RECORDS TO PROCESS:
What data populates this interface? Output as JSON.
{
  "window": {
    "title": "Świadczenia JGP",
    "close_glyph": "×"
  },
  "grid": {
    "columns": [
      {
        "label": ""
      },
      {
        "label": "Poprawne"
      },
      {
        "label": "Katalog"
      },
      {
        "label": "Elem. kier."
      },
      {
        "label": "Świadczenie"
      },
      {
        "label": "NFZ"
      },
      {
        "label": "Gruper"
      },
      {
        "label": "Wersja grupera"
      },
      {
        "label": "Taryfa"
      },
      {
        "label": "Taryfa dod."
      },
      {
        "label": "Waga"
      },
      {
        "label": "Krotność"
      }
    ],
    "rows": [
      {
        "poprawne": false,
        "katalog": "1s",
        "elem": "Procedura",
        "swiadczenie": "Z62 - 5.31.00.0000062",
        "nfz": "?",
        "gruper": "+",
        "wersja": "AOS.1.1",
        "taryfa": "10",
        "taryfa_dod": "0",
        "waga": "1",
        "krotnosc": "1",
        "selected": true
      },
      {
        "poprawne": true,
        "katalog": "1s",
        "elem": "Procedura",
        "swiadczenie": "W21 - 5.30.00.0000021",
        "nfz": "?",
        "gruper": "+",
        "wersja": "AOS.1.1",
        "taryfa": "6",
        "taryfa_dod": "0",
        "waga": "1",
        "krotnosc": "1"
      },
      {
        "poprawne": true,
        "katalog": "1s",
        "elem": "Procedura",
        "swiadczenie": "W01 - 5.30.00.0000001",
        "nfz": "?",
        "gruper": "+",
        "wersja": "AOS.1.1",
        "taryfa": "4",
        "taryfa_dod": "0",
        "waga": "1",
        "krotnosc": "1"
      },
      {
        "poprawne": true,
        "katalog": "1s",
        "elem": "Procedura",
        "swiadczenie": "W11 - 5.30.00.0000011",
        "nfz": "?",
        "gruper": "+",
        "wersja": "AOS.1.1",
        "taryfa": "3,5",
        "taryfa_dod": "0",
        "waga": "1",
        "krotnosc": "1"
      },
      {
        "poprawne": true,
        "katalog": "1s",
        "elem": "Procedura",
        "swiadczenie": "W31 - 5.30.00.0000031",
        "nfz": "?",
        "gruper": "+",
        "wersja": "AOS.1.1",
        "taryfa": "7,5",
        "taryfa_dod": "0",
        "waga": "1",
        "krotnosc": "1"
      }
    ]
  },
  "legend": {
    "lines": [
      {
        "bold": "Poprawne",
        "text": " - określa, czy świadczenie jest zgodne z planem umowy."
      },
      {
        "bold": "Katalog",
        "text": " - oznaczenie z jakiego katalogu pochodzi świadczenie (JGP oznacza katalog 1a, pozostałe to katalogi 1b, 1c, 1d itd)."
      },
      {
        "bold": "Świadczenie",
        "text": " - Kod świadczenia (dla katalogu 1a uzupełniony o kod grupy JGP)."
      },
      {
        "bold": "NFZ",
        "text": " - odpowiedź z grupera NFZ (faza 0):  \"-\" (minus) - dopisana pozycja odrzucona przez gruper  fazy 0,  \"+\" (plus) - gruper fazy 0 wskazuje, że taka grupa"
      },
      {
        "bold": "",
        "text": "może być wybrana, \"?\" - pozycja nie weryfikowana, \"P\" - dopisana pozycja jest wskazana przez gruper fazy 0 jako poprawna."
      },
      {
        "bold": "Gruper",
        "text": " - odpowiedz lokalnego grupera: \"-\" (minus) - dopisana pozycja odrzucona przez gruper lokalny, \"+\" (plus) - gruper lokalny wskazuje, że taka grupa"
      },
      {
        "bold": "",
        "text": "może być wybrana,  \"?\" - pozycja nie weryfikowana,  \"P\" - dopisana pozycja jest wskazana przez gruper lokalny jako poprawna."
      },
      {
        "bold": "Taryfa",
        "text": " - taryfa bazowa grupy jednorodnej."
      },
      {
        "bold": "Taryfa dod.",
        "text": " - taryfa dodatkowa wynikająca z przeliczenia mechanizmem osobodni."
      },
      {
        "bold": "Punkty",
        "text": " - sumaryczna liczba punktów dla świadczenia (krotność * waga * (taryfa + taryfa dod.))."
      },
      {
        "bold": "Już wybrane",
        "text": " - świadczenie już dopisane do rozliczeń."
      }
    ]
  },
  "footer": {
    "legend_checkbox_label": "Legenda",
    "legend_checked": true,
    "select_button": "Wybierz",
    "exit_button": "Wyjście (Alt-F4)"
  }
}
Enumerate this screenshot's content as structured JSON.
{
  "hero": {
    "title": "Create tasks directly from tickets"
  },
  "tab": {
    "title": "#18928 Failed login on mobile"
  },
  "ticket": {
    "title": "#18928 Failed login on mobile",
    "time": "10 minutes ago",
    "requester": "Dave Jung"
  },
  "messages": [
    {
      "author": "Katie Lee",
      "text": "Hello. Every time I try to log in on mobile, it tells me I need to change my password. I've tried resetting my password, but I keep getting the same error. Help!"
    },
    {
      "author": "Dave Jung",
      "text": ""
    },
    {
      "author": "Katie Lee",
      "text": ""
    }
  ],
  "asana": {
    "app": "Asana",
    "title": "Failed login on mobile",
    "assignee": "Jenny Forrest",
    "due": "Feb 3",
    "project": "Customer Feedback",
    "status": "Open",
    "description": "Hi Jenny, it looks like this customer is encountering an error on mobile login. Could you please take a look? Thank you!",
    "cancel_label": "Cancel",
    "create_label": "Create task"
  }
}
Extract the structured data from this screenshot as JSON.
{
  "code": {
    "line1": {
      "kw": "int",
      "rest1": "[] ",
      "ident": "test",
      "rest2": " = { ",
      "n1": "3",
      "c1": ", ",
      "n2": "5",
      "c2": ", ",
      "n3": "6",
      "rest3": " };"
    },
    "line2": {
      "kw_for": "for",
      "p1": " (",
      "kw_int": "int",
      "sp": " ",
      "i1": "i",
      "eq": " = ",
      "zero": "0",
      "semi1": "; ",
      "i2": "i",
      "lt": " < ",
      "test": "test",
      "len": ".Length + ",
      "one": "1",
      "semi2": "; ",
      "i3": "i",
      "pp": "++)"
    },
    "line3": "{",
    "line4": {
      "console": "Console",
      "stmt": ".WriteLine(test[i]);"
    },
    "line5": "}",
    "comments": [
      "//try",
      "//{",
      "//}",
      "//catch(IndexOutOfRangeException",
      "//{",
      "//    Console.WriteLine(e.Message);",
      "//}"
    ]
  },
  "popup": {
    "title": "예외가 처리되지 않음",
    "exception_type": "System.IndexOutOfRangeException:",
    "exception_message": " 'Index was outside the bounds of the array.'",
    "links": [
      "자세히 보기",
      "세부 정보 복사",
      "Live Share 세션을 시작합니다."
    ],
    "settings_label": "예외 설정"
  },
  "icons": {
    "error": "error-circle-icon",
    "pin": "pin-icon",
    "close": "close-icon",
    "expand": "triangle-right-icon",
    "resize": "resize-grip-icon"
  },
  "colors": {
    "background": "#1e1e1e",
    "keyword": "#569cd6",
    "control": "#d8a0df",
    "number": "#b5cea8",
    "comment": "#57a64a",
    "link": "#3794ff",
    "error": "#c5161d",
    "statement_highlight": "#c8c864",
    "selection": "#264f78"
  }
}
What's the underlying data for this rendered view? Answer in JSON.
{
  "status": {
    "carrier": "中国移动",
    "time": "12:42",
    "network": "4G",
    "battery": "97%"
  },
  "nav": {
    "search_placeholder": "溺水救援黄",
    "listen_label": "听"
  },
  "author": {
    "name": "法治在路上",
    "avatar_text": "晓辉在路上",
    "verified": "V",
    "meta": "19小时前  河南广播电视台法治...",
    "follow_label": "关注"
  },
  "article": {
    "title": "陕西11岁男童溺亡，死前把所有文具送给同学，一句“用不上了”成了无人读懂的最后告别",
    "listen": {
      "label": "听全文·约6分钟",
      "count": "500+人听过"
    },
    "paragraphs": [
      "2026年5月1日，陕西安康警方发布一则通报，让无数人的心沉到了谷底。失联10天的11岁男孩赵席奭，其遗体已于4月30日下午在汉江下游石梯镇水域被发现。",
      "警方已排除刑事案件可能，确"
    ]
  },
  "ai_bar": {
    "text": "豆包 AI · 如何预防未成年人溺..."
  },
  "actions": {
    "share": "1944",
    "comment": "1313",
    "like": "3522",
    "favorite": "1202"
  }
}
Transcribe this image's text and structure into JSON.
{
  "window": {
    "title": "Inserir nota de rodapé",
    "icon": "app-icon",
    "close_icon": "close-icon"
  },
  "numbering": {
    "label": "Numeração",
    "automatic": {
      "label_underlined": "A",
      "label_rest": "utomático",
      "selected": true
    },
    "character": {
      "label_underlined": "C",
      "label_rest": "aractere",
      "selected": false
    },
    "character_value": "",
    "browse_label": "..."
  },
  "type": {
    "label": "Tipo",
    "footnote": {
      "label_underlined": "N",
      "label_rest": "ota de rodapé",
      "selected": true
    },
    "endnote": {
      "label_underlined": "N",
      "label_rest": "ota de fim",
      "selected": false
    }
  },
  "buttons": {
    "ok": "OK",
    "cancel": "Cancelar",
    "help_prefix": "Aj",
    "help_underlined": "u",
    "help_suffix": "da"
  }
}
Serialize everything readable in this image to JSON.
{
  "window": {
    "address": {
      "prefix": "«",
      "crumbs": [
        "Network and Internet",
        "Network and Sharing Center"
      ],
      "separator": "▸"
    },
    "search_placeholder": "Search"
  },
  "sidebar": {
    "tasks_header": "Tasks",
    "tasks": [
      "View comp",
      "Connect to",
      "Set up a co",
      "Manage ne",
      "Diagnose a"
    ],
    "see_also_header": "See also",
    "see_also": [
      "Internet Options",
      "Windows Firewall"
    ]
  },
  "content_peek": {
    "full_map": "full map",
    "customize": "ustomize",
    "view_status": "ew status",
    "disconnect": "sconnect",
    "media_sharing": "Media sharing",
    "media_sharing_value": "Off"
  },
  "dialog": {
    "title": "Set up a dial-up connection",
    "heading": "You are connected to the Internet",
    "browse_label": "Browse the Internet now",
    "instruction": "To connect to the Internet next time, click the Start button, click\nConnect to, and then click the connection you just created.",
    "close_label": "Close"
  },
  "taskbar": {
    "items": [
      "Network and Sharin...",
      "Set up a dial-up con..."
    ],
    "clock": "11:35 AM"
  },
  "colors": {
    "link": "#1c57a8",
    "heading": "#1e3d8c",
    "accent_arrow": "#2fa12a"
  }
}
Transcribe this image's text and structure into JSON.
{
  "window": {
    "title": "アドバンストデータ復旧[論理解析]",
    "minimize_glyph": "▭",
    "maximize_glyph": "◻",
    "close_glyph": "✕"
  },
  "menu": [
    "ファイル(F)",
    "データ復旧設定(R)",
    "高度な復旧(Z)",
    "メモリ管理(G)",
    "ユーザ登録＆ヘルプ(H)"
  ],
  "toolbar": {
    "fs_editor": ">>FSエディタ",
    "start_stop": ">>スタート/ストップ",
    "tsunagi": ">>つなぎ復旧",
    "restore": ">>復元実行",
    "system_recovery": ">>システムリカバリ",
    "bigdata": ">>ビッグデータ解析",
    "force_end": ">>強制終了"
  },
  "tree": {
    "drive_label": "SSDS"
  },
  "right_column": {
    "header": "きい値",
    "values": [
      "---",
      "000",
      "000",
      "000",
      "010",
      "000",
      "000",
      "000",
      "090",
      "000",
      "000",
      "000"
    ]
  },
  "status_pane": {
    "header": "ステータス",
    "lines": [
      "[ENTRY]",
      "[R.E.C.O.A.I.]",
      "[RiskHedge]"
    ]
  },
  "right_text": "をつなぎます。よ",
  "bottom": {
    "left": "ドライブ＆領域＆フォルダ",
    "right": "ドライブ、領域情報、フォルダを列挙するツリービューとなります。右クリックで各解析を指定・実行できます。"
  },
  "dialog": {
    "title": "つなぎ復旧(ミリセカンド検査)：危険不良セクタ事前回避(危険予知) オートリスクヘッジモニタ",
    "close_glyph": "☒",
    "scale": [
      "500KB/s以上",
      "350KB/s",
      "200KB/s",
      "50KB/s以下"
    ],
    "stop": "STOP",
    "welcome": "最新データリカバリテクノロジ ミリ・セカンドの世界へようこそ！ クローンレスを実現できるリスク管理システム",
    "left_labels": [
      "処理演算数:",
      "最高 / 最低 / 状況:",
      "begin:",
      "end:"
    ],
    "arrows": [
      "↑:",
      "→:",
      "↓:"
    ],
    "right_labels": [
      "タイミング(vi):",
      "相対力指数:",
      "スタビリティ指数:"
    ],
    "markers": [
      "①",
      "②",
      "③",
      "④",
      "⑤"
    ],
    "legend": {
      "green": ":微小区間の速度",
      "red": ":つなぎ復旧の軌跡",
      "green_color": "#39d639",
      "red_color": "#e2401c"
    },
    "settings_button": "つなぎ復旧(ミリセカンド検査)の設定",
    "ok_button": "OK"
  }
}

AIM: In the entries above, count each line holding "JSON" and report the total and nothing more.

CORRECT OUTPUT: 7